(TASK DIRECTIONS) Your task is to copy every line of the records below that contains "Chấp".

(TASK MATERIAL)
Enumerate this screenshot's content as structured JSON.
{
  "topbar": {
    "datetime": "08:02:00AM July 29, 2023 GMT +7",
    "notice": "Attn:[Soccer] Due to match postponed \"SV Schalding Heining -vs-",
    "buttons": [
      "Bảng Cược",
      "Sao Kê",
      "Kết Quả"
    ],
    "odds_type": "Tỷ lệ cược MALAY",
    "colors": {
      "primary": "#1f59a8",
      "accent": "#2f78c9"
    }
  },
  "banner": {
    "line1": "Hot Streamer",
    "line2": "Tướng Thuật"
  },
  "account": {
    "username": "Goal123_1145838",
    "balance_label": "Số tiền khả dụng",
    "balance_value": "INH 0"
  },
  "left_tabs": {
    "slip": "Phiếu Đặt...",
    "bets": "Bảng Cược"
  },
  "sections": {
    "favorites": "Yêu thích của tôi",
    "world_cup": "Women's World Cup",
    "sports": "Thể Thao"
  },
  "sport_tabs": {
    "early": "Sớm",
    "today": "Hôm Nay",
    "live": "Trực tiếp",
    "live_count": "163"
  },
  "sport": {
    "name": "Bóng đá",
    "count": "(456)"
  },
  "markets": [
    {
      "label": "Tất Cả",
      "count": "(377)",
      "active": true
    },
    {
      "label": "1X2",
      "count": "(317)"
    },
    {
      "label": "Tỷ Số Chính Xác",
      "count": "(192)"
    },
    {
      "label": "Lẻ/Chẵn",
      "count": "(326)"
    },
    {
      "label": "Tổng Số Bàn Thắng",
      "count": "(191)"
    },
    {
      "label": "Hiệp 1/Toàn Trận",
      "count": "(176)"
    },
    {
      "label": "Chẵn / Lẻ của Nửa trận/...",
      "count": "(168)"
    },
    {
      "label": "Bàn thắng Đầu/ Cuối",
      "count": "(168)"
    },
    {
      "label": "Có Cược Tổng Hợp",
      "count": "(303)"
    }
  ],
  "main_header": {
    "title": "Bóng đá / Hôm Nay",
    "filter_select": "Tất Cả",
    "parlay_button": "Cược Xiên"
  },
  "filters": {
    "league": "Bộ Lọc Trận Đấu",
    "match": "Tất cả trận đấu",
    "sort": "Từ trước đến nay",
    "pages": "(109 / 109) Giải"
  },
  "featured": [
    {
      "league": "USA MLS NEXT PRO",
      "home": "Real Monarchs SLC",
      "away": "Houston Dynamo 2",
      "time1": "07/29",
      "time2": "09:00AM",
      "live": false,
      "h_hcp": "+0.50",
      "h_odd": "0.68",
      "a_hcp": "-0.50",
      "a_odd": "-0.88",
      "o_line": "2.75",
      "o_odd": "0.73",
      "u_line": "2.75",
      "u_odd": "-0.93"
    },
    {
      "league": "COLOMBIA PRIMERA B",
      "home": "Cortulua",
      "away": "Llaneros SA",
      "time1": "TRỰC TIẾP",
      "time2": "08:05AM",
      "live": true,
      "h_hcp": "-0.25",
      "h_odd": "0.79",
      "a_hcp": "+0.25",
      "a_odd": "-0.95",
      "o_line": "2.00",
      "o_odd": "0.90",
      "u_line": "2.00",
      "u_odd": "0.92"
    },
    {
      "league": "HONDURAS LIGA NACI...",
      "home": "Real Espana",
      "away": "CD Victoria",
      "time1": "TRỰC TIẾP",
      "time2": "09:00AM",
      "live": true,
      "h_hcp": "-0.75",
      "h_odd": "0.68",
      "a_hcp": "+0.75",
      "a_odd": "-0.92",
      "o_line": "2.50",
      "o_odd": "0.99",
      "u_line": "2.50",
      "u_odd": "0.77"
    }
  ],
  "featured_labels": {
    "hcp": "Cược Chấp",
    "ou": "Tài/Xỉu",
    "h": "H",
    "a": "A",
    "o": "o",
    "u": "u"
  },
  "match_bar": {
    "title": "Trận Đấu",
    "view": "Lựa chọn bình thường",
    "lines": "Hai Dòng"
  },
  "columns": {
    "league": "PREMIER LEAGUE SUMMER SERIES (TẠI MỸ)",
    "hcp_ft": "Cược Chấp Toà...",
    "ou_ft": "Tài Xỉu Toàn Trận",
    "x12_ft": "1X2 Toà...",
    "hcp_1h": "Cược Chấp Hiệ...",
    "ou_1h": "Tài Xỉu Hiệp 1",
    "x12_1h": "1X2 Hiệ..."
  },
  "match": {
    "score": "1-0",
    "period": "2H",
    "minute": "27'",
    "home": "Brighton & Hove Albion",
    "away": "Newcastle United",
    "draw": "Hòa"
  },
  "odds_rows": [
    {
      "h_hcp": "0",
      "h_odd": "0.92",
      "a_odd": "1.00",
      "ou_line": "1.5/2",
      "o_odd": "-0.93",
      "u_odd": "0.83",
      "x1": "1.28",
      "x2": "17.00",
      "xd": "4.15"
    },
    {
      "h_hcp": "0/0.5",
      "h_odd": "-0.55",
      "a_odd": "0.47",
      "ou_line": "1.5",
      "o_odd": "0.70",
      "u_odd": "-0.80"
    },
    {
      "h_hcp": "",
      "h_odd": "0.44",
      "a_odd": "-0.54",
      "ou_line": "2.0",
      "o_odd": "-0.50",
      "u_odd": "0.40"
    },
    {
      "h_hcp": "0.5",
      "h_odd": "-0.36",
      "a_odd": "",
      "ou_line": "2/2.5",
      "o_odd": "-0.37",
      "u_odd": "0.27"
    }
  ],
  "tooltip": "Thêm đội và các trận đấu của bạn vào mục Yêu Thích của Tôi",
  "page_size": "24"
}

(RESULT BELOW)
    "hcp": "Cược Chấp",
    "hcp_ft": "Cược Chấp Toà...",
    "hcp_1h": "Cược Chấp Hiệ...",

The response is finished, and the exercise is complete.